### Work instructions
Reproduce the material word for word, from its start through the line containing "segment this screenshot: for". Omit the pictures.

### Data for the task
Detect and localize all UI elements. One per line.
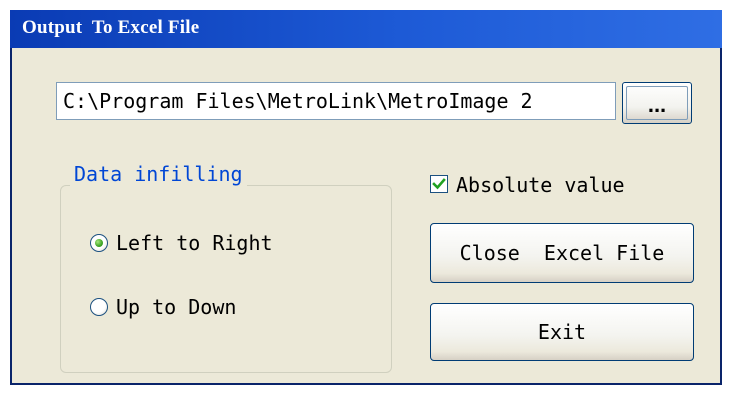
dialog-window: Output To Excel File ... Data infilling … xyxy=(10,10,722,385)
window-title: Output To Excel File xyxy=(22,17,200,38)
browse-button[interactable]: ... xyxy=(622,82,692,124)
checkmark-icon xyxy=(432,178,446,190)
close-excel-file-button[interactable]: Close Excel File xyxy=(430,223,694,283)
title-bar[interactable]: Output To Excel File xyxy=(10,10,722,48)
radio-label-up-to-down: Up to Down xyxy=(116,295,237,319)
exit-button[interactable]: Exit xyxy=(430,303,694,361)
data-infilling-group xyxy=(60,185,392,373)
radio-label-left-to-right: Left to Right xyxy=(116,231,273,255)
absolute-value-checkbox[interactable] xyxy=(430,175,448,193)
radio-button-icon[interactable] xyxy=(90,234,108,252)
file-path-input[interactable] xyxy=(56,82,616,120)
radio-selected-dot-icon xyxy=(95,239,103,247)
data-infilling-legend: Data infilling xyxy=(70,162,247,186)
absolute-value-label: Absolute value xyxy=(456,173,625,197)
radio-button-icon[interactable] xyxy=(90,298,108,316)
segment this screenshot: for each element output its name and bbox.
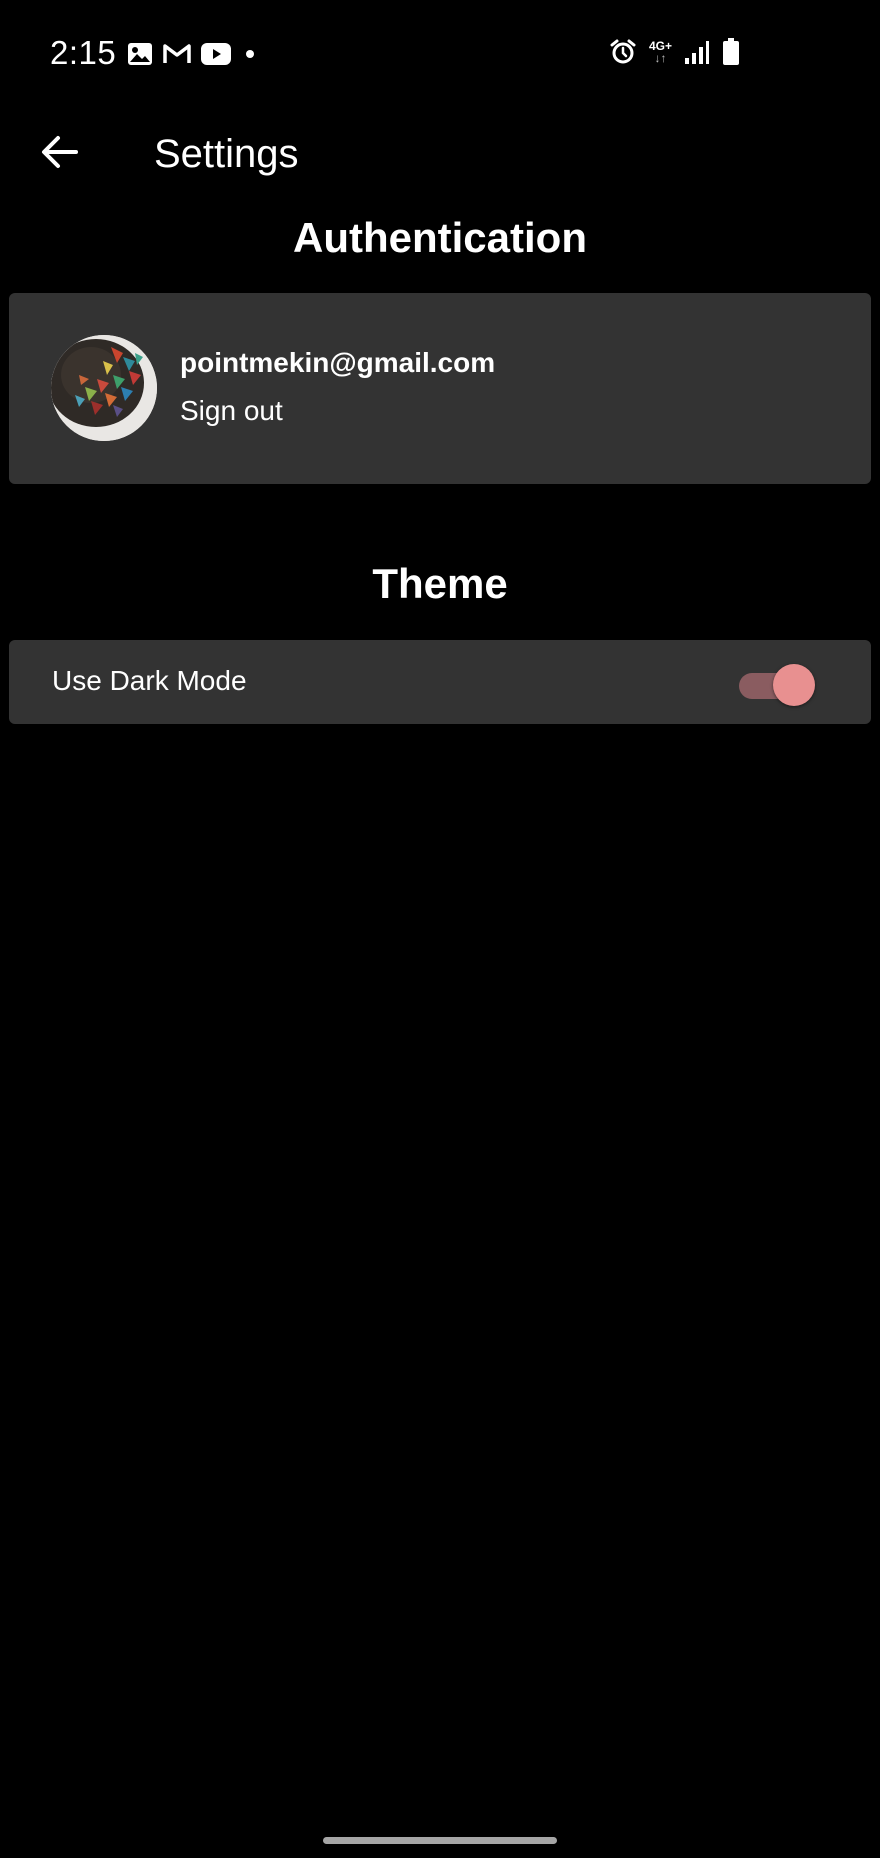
- battery-icon: [722, 38, 740, 66]
- gallery-icon: [127, 42, 153, 66]
- arrow-left-icon: [40, 134, 80, 175]
- alarm-icon: [609, 38, 637, 66]
- account-email: pointmekin@gmail.com: [180, 347, 496, 378]
- dark-mode-toggle[interactable]: [729, 660, 819, 706]
- back-button[interactable]: [34, 128, 86, 180]
- status-icons-right: 4G+ ↓↑: [609, 38, 740, 66]
- signal-icon: [684, 39, 710, 65]
- toggle-thumb: [773, 664, 815, 706]
- status-bar: 2:15 4G+ ↓↑: [0, 0, 880, 110]
- network-arrows-icon: ↓↑: [654, 51, 667, 65]
- page-title: Settings: [154, 132, 299, 176]
- authentication-heading: Authentication: [293, 214, 587, 261]
- avatar: [51, 335, 157, 441]
- notification-dot-icon: [241, 43, 259, 65]
- network-4g-icon: 4G+ ↓↑: [649, 40, 672, 64]
- account-card: pointmekin@gmail.com Sign out: [9, 293, 871, 484]
- app-bar: Settings: [0, 110, 880, 200]
- dark-mode-label: Use Dark Mode: [52, 665, 247, 696]
- status-time: 2:15: [50, 34, 117, 71]
- youtube-icon: [201, 43, 231, 65]
- sign-out-button[interactable]: Sign out: [180, 395, 283, 427]
- dark-mode-row[interactable]: Use Dark Mode: [9, 640, 871, 724]
- theme-heading: Theme: [372, 560, 508, 607]
- gmail-icon: [163, 43, 191, 65]
- status-icons-left: [127, 42, 259, 66]
- gesture-nav-handle[interactable]: [323, 1837, 557, 1844]
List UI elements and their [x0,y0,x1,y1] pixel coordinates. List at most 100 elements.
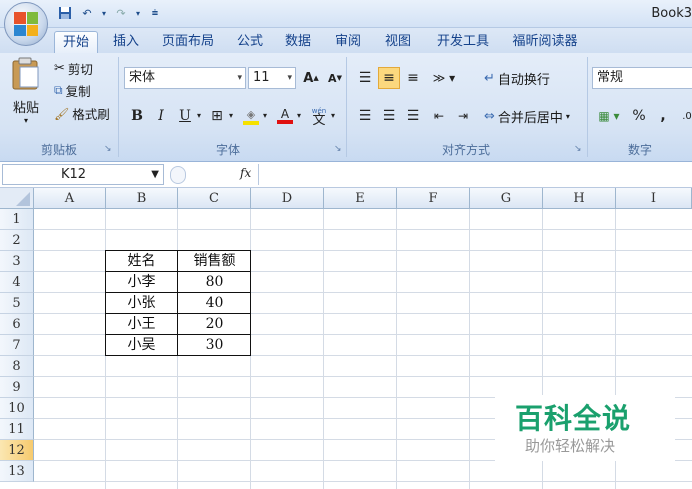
table-header-cell[interactable]: 姓名 [106,251,178,272]
copy-button[interactable]: ⧉ 复制 [54,81,91,100]
chevron-down-icon[interactable]: ▾ [263,111,267,120]
column-header-a[interactable]: A [34,188,106,209]
underline-button[interactable]: U [174,105,196,127]
office-button[interactable] [4,2,48,46]
tab-home[interactable]: 开始 [54,31,98,53]
column-header-g[interactable]: G [470,188,543,209]
column-header-f[interactable]: F [397,188,470,209]
decrease-indent-button[interactable]: ⇤ [428,105,450,127]
comma-button[interactable]: , [652,105,674,127]
tab-formulas[interactable]: 公式 [230,31,270,53]
column-header-d[interactable]: D [251,188,324,209]
font-name-select[interactable]: 宋体 ▾ [124,67,246,89]
table-cell[interactable]: 20 [178,314,251,335]
column-header-h[interactable]: H [543,188,616,209]
table-cell[interactable]: 80 [178,272,251,293]
table-cell[interactable]: 小张 [106,293,178,314]
tab-insert[interactable]: 插入 [106,31,146,53]
decrease-indent-icon: ⇤ [433,109,445,123]
chevron-down-icon[interactable]: ▾ [197,111,201,120]
font-size-select[interactable]: 11 ▾ [248,67,296,89]
table-cell[interactable]: 小吴 [106,335,178,356]
formula-input[interactable] [258,164,692,185]
row-header-11[interactable]: 11 [0,419,34,440]
dialog-launcher-icon[interactable]: ↘ [574,144,582,154]
row-header-2[interactable]: 2 [0,230,34,251]
row-header-6[interactable]: 6 [0,314,34,335]
select-all-corner[interactable] [0,188,34,209]
increase-decimal-button[interactable]: .0 [676,105,692,127]
table-cell[interactable]: 小李 [106,272,178,293]
align-right-button[interactable]: ☰ [402,105,424,127]
wrap-text-button[interactable]: ↵ 自动换行 [484,69,550,88]
alignment-group-label: 对齐方式 [441,143,490,157]
tab-foxit-reader[interactable]: 福昕阅读器 [504,31,586,53]
grow-font-button[interactable]: A ▲ [300,67,322,89]
orientation-button[interactable]: ≫ ▾ [428,67,460,89]
border-button[interactable]: ⊞ [206,105,228,127]
column-header-i[interactable]: I [616,188,692,209]
paste-button[interactable]: 粘贴 ▾ [6,57,46,127]
row-header-9[interactable]: 9 [0,377,34,398]
align-bottom-button[interactable]: ≡ [402,67,424,89]
undo-icon[interactable]: ↶ [78,4,96,22]
tab-data[interactable]: 数据 [278,31,318,53]
row-header-8[interactable]: 8 [0,356,34,377]
phonetic-button[interactable]: wén 文 [308,105,330,127]
merge-center-button[interactable]: ⇔ 合并后居中 ▾ [484,107,570,126]
redo-icon[interactable]: ↷ [112,4,130,22]
shrink-font-icon: A [328,71,337,85]
table-cell[interactable]: 40 [178,293,251,314]
grow-font-icon: A [303,70,314,86]
chevron-down-icon[interactable]: ▾ [331,111,335,120]
gridline-vertical [396,209,397,489]
bold-button[interactable]: B [126,105,148,127]
currency-button[interactable]: ▦ ▾ [592,105,626,127]
number-format-select[interactable]: 常规 [592,67,692,89]
column-header-e[interactable]: E [324,188,397,209]
align-middle-button[interactable]: ≡ [378,67,400,89]
font-color-button[interactable]: A [274,105,296,127]
cut-button[interactable]: ✂ 剪切 [54,59,93,78]
save-icon[interactable] [56,4,74,22]
table-cell[interactable]: 30 [178,335,251,356]
clipboard-icon [12,57,39,90]
row-header-12[interactable]: 12 [0,440,34,461]
table-cell[interactable]: 小王 [106,314,178,335]
align-center-button[interactable]: ☰ [378,105,400,127]
dialog-launcher-icon[interactable]: ↘ [104,144,112,154]
function-icon[interactable]: fx [240,166,251,180]
row-header-3[interactable]: 3 [0,251,34,272]
row-header-1[interactable]: 1 [0,209,34,230]
paint-bucket-icon: ◈ [246,107,256,121]
chevron-down-icon[interactable]: ▾ [229,111,233,120]
tab-page-layout[interactable]: 页面布局 [154,31,222,53]
align-left-button[interactable]: ☰ [354,105,376,127]
dialog-launcher-icon[interactable]: ↘ [334,144,342,154]
column-header-c[interactable]: C [178,188,251,209]
percent-button[interactable]: % [628,105,650,127]
tab-developer[interactable]: 开发工具 [428,31,498,53]
row-header-7[interactable]: 7 [0,335,34,356]
increase-indent-button[interactable]: ⇥ [452,105,474,127]
table-header-cell[interactable]: 销售额 [178,251,251,272]
row-header-13[interactable]: 13 [0,461,34,482]
chevron-down-icon[interactable]: ▾ [297,111,301,120]
tab-review[interactable]: 审阅 [328,31,368,53]
fill-color-button[interactable]: ◈ [240,105,262,127]
format-painter-button[interactable]: 🖌 格式刷 [54,104,110,123]
row-header-4[interactable]: 4 [0,272,34,293]
customize-qat-icon[interactable]: ⩧ [146,4,164,22]
tab-view[interactable]: 视图 [378,31,418,53]
align-top-button[interactable]: ☰ [354,67,376,89]
dropdown-arrow-icon[interactable]: ▾ [100,4,108,22]
watermark-slogan: 助你轻松解决 [525,437,616,455]
shrink-font-button[interactable]: A ▼ [324,67,346,89]
column-header-b[interactable]: B [106,188,178,209]
italic-button[interactable]: I [150,105,172,127]
currency-icon: ▦ ▾ [598,109,620,123]
name-box[interactable]: K12 ▼ [2,164,164,185]
row-header-5[interactable]: 5 [0,293,34,314]
dropdown-arrow-icon[interactable]: ▾ [134,4,142,22]
row-header-10[interactable]: 10 [0,398,34,419]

### Complete response
Detect and localize all UI elements. One per line.
dialog-window: Output To Excel File ... Data infilling … xyxy=(10,10,722,385)
window-title: Output To Excel File xyxy=(22,17,200,38)
browse-button[interactable]: ... xyxy=(622,82,692,124)
checkmark-icon xyxy=(432,178,446,190)
close-excel-file-button[interactable]: Close Excel File xyxy=(430,223,694,283)
title-bar[interactable]: Output To Excel File xyxy=(10,10,722,48)
radio-label-up-to-down: Up to Down xyxy=(116,295,237,319)
exit-button[interactable]: Exit xyxy=(430,303,694,361)
data-infilling-group xyxy=(60,185,392,373)
radio-label-left-to-right: Left to Right xyxy=(116,231,273,255)
absolute-value-checkbox[interactable] xyxy=(430,175,448,193)
radio-button-icon[interactable] xyxy=(90,234,108,252)
file-path-input[interactable] xyxy=(56,82,616,120)
radio-selected-dot-icon xyxy=(95,239,103,247)
data-infilling-legend: Data infilling xyxy=(70,162,247,186)
absolute-value-label: Absolute value xyxy=(456,173,625,197)
radio-button-icon[interactable] xyxy=(90,298,108,316)
segment this screenshot: for each element output its name and bbox.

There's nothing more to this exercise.